----- THE INPUT -----

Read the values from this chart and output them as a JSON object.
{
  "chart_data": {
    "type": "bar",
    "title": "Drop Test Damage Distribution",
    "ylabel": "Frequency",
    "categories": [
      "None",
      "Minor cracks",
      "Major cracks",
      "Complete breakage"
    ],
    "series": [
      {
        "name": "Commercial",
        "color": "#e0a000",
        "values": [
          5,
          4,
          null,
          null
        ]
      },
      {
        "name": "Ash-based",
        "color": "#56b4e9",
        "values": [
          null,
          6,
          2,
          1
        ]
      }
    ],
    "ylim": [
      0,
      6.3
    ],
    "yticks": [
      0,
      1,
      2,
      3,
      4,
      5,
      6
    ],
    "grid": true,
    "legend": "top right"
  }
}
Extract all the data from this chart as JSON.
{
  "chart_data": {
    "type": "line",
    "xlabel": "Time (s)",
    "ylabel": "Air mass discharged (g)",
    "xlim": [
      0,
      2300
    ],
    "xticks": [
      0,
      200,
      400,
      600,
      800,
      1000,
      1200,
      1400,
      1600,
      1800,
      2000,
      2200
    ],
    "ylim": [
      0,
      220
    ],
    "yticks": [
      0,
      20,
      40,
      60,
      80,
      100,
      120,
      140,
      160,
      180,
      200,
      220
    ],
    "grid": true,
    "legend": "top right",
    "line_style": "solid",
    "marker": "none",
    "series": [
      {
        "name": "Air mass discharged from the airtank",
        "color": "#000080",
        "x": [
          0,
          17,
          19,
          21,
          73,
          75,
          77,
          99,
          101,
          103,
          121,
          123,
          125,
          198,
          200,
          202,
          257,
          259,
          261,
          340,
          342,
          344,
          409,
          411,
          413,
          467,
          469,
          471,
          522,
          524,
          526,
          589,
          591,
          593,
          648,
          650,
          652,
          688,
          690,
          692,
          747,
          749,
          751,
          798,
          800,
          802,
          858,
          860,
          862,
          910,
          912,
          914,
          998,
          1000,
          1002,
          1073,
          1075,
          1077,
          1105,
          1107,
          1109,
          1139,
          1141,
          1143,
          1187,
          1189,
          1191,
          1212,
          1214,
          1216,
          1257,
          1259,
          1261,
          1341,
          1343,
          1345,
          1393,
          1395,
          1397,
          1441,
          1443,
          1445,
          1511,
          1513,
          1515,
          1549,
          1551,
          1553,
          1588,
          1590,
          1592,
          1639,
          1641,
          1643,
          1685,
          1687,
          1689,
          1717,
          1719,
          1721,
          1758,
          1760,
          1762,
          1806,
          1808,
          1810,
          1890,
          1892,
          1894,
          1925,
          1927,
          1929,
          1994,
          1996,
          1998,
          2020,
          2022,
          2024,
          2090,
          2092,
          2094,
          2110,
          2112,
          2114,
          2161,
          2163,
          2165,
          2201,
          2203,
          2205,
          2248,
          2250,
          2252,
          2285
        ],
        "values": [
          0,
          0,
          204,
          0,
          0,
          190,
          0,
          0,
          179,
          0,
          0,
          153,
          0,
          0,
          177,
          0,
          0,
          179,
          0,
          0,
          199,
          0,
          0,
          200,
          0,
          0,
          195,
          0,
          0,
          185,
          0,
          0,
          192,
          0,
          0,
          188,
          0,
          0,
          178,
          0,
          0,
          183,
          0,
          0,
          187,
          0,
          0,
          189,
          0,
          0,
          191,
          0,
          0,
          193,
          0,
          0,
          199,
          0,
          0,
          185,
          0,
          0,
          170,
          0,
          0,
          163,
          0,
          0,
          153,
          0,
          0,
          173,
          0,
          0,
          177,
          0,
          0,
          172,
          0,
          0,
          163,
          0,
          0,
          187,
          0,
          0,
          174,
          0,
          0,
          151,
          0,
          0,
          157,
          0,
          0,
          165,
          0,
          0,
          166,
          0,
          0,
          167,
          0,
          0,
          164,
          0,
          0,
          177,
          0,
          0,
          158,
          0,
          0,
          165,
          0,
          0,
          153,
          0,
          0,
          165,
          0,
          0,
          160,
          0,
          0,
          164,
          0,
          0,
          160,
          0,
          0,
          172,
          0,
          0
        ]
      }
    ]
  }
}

-----

Every line of the data above should be copied exactly.

__THE SOLUTION__.
Read the values from this chart and output them as a JSON object.
{
  "chart_data": {
    "type": "bar",
    "title": "Drop Test Damage Distribution",
    "ylabel": "Frequency",
    "categories": [
      "None",
      "Minor cracks",
      "Major cracks",
      "Complete breakage"
    ],
    "series": [
      {
        "name": "Commercial",
        "color": "#e0a000",
        "values": [
          5,
          4,
          null,
          null
        ]
      },
      {
        "name": "Ash-based",
        "color": "#56b4e9",
        "values": [
          null,
          6,
          2,
          1
        ]
      }
    ],
    "ylim": [
      0,
      6.3
    ],
    "yticks": [
      0,
      1,
      2,
      3,
      4,
      5,
      6
    ],
    "grid": true,
    "legend": "top right"
  }
}
Extract all the data from this chart as JSON.
{
  "chart_data": {
    "type": "line",
    "xlabel": "Time (s)",
    "ylabel": "Air mass discharged (g)",
    "xlim": [
      0,
      2300
    ],
    "xticks": [
      0,
      200,
      400,
      600,
      800,
      1000,
      1200,
      1400,
      1600,
      1800,
      2000,
      2200
    ],
    "ylim": [
      0,
      220
    ],
    "yticks": [
      0,
      20,
      40,
      60,
      80,
      100,
      120,
      140,
      160,
      180,
      200,
      220
    ],
    "grid": true,
    "legend": "top right",
    "line_style": "solid",
    "marker": "none",
    "series": [
      {
        "name": "Air mass discharged from the airtank",
        "color": "#000080",
        "x": [
          0,
          17,
          19,
          21,
          73,
          75,
          77,
          99,
          101,
          103,
          121,
          123,
          125,
          198,
          200,
          202,
          257,
          259,
          261,
          340,
          342,
          344,
          409,
          411,
          413,
          467,
          469,
          471,
          522,
          524,
          526,
          589,
          591,
          593,
          648,
          650,
          652,
          688,
          690,
          692,
          747,
          749,
          751,
          798,
          800,
          802,
          858,
          860,
          862,
          910,
          912,
          914,
          998,
          1000,
          1002,
          1073,
          1075,
          1077,
          1105,
          1107,
          1109,
          1139,
          1141,
          1143,
          1187,
          1189,
          1191,
          1212,
          1214,
          1216,
          1257,
          1259,
          1261,
          1341,
          1343,
          1345,
          1393,
          1395,
          1397,
          1441,
          1443,
          1445,
          1511,
          1513,
          1515,
          1549,
          1551,
          1553,
          1588,
          1590,
          1592,
          1639,
          1641,
          1643,
          1685,
          1687,
          1689,
          1717,
          1719,
          1721,
          1758,
          1760,
          1762,
          1806,
          1808,
          1810,
          1890,
          1892,
          1894,
          1925,
          1927,
          1929,
          1994,
          1996,
          1998,
          2020,
          2022,
          2024,
          2090,
          2092,
          2094,
          2110,
          2112,
          2114,
          2161,
          2163,
          2165,
          2201,
          2203,
          2205,
          2248,
          2250,
          2252,
          2285
        ],
        "values": [
          0,
          0,
          204,
          0,
          0,
          190,
          0,
          0,
          179,
          0,
          0,
          153,
          0,
          0,
          177,
          0,
          0,
          179,
          0,
          0,
          199,
          0,
          0,
          200,
          0,
          0,
          195,
          0,
          0,
          185,
          0,
          0,
          192,
          0,
          0,
          188,
          0,
          0,
          178,
          0,
          0,
          183,
          0,
          0,
          187,
          0,
          0,
          189,
          0,
          0,
          191,
          0,
          0,
          193,
          0,
          0,
          199,
          0,
          0,
          185,
          0,
          0,
          170,
          0,
          0,
          163,
          0,
          0,
          153,
          0,
          0,
          173,
          0,
          0,
          177,
          0,
          0,
          172,
          0,
          0,
          163,
          0,
          0,
          187,
          0,
          0,
          174,
          0,
          0,
          151,
          0,
          0,
          157,
          0,
          0,
          165,
          0,
          0,
          166,
          0,
          0,
          167,
          0,
          0,
          164,
          0,
          0,
          177,
          0,
          0,
          158,
          0,
          0,
          165,
          0,
          0,
          153,
          0,
          0,
          165,
          0,
          0,
          160,
          0,
          0,
          164,
          0,
          0,
          160,
          0,
          0,
          172,
          0,
          0
        ]
      }
    ]
  }
}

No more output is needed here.